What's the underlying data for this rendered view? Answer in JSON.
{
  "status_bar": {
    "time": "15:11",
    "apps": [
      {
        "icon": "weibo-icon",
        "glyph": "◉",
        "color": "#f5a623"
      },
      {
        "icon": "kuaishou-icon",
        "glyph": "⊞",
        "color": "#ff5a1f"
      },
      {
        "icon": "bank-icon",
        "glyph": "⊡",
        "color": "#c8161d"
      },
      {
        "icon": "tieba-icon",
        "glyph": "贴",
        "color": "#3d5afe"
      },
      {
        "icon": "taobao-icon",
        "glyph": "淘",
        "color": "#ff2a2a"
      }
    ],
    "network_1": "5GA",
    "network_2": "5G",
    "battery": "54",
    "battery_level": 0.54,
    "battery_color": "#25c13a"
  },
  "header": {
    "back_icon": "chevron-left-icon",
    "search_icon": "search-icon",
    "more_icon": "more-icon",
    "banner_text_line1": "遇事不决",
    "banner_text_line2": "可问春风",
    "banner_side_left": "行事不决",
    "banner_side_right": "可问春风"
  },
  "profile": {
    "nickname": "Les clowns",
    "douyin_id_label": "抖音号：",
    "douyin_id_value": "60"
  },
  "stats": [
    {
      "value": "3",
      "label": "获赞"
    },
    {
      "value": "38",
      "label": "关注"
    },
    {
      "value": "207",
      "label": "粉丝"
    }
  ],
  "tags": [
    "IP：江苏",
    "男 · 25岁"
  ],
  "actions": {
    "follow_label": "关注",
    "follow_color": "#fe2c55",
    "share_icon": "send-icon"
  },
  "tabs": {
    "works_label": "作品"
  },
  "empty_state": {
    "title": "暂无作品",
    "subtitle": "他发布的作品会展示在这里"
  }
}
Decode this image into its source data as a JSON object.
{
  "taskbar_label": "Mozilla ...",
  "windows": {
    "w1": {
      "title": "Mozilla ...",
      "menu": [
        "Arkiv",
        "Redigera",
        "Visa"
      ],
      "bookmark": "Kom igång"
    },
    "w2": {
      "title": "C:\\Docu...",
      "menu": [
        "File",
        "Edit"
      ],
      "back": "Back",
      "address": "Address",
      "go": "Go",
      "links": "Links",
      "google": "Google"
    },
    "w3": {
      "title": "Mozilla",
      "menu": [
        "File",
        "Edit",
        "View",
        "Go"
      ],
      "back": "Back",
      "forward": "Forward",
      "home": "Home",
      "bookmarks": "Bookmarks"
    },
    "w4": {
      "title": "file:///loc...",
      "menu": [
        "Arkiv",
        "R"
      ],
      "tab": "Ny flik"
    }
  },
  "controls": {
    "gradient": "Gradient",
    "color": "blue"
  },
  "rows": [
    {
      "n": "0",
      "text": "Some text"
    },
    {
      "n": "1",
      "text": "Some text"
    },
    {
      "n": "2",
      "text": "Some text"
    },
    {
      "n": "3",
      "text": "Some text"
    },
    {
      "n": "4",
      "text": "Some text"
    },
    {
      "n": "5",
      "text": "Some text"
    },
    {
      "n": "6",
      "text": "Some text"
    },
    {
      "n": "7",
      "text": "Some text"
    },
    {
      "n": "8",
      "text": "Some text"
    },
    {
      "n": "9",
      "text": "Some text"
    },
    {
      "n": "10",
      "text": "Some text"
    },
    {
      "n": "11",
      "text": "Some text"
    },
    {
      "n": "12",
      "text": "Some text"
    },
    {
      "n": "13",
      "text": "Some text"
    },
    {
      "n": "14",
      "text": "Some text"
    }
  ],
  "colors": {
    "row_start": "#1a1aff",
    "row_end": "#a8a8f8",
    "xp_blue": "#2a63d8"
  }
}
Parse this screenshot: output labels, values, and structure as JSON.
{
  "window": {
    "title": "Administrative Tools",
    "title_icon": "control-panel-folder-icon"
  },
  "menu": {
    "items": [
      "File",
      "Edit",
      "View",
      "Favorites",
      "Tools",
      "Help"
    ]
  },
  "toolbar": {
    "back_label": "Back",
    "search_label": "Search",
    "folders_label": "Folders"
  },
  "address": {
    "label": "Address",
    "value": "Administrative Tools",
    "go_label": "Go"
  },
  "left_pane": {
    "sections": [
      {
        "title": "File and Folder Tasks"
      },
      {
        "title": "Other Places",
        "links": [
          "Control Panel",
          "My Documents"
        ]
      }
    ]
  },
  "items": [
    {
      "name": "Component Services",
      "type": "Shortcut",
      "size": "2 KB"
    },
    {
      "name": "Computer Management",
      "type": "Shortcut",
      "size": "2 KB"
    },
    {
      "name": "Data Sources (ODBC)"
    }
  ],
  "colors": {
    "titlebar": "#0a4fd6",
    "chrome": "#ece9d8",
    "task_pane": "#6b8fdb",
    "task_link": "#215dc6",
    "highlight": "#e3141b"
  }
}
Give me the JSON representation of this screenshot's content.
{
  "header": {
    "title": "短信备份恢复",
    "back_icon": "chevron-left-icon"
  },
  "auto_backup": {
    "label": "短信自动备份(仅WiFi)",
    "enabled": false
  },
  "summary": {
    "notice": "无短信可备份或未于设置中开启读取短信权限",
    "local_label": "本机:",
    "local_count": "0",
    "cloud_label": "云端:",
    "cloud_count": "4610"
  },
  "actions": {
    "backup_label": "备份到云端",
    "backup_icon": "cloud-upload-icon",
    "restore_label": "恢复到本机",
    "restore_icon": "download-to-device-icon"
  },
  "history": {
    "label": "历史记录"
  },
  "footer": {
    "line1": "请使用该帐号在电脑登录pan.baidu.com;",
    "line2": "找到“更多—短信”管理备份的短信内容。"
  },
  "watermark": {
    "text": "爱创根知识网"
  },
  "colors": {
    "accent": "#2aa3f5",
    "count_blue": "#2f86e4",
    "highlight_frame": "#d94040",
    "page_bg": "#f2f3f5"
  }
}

+===+

Requirements. Gather each line from the listing above that holds "screenshot".

Correct response.
Parse this screenshot: output labels, values, and structure as JSON.
Give me the JSON representation of this screenshot's content.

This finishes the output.